Instructions to follow
Only the number is needed: how many lines of the records include "title"?

Dataset entries
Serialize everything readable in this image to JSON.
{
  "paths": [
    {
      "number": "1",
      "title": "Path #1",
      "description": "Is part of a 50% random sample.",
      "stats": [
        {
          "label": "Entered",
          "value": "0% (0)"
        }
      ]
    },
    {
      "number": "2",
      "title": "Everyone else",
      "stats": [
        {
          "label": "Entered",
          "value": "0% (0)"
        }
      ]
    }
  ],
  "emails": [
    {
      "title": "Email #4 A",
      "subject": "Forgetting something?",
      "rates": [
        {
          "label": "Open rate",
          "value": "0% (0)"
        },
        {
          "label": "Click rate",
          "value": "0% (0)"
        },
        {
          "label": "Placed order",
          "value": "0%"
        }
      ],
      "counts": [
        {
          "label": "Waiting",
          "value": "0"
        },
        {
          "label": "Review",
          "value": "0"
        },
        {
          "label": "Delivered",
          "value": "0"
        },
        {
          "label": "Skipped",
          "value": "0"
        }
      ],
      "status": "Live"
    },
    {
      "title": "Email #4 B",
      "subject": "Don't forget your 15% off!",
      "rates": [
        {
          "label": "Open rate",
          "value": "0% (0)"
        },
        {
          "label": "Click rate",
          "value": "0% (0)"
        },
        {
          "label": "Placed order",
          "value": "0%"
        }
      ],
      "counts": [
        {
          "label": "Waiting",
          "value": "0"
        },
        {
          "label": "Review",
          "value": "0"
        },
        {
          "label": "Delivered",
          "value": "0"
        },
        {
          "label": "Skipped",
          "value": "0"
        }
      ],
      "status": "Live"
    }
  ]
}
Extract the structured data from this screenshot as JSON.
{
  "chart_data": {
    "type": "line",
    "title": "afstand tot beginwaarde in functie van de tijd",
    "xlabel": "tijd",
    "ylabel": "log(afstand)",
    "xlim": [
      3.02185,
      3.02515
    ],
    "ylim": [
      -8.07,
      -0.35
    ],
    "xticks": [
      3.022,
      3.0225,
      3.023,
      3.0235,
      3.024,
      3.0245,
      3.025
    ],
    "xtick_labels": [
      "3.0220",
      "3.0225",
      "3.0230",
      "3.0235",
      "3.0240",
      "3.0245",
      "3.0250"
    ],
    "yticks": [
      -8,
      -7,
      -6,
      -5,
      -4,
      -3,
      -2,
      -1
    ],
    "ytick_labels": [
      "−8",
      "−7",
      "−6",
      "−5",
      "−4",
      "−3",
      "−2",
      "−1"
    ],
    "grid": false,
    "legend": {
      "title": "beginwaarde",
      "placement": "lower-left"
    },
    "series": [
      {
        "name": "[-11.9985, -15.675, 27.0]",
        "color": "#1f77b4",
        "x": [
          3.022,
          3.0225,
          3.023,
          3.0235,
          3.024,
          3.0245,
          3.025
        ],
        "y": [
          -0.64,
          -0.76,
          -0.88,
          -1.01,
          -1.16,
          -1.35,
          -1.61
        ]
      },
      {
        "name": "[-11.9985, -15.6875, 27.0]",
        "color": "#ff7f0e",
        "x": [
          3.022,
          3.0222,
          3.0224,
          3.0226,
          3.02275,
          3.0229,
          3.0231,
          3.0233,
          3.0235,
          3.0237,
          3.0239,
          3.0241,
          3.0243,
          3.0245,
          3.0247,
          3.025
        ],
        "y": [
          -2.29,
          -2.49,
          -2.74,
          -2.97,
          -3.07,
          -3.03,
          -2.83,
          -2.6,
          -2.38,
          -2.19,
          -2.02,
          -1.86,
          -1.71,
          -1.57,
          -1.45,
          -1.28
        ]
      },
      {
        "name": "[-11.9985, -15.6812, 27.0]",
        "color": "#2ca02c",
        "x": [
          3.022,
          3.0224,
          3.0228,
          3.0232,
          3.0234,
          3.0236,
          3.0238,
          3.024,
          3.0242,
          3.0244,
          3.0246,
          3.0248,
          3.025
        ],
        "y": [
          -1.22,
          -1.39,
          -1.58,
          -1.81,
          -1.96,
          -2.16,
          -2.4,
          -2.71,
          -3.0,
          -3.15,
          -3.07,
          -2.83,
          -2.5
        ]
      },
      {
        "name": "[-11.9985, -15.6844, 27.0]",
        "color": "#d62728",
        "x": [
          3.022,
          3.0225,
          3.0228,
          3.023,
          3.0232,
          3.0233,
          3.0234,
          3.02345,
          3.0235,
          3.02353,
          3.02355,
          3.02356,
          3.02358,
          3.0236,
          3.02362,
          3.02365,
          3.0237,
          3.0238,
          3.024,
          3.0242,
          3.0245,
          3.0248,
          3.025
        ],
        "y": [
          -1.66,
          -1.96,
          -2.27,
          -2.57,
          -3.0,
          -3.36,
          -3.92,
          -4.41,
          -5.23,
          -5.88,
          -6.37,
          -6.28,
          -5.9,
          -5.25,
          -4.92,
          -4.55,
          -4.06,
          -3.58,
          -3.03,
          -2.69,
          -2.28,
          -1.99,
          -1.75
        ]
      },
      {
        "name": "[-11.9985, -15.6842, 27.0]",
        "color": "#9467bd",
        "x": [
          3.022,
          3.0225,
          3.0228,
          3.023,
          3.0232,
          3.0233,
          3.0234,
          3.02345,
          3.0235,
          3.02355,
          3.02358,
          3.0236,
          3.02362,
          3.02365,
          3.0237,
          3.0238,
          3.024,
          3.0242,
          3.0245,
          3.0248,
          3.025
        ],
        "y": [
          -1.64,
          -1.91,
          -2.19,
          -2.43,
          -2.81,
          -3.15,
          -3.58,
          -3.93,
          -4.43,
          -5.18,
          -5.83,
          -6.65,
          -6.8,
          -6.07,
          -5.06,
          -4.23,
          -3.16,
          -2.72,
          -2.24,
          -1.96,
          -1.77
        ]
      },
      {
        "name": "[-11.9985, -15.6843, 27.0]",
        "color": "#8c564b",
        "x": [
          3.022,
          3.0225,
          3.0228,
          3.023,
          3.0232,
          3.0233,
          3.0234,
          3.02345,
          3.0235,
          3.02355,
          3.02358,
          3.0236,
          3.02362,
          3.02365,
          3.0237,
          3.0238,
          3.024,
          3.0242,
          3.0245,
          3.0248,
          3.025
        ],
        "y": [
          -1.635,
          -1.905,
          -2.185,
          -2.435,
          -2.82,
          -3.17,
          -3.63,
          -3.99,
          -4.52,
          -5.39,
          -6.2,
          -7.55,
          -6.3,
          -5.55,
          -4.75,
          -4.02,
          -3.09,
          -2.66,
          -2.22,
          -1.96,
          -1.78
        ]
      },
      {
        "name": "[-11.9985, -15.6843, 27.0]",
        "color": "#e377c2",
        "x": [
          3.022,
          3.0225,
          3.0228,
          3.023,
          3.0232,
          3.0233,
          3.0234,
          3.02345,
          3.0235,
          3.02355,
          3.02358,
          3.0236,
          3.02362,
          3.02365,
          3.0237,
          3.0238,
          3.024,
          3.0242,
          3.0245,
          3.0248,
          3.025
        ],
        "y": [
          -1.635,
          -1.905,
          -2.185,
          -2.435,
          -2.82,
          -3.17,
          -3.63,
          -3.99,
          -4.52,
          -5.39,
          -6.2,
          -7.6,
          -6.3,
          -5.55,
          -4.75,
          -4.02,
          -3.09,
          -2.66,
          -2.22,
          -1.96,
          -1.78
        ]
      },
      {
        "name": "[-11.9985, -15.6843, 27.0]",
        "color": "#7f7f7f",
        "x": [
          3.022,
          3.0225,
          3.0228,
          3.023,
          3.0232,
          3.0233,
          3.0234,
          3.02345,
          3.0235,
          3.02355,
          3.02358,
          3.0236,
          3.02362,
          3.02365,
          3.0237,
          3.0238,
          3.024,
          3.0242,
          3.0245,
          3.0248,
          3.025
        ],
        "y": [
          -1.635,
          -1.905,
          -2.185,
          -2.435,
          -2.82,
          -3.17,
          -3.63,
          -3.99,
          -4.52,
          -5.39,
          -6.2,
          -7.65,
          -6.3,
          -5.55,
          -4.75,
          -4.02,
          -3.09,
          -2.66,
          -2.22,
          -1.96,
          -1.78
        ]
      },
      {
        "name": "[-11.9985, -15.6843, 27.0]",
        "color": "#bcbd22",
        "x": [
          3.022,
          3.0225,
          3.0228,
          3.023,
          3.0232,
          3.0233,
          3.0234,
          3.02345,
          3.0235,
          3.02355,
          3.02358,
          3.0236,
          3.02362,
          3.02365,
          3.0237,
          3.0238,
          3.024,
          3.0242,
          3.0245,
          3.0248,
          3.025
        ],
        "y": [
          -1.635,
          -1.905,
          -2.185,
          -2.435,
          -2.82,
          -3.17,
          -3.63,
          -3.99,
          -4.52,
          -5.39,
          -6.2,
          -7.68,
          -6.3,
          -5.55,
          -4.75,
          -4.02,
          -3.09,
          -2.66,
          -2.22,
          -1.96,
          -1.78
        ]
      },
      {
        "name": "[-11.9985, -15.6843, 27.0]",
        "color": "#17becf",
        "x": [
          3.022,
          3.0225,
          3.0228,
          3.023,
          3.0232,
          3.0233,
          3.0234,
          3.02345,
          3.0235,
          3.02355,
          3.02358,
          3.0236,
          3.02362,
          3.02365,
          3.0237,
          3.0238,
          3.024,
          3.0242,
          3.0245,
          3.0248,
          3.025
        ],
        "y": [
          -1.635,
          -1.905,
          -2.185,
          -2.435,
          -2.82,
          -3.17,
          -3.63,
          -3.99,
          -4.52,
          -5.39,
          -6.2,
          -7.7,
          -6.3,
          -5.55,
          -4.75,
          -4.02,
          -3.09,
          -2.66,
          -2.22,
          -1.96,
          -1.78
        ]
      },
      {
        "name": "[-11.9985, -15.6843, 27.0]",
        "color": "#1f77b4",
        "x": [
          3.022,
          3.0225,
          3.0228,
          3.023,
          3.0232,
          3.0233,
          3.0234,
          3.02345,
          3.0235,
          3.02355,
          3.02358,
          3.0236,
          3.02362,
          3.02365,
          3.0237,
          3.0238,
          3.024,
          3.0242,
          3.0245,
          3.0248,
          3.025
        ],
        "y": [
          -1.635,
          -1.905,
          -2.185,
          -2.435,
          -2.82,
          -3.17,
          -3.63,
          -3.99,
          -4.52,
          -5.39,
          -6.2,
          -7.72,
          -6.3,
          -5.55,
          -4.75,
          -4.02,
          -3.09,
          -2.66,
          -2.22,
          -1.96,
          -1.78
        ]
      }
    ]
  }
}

Task solution
6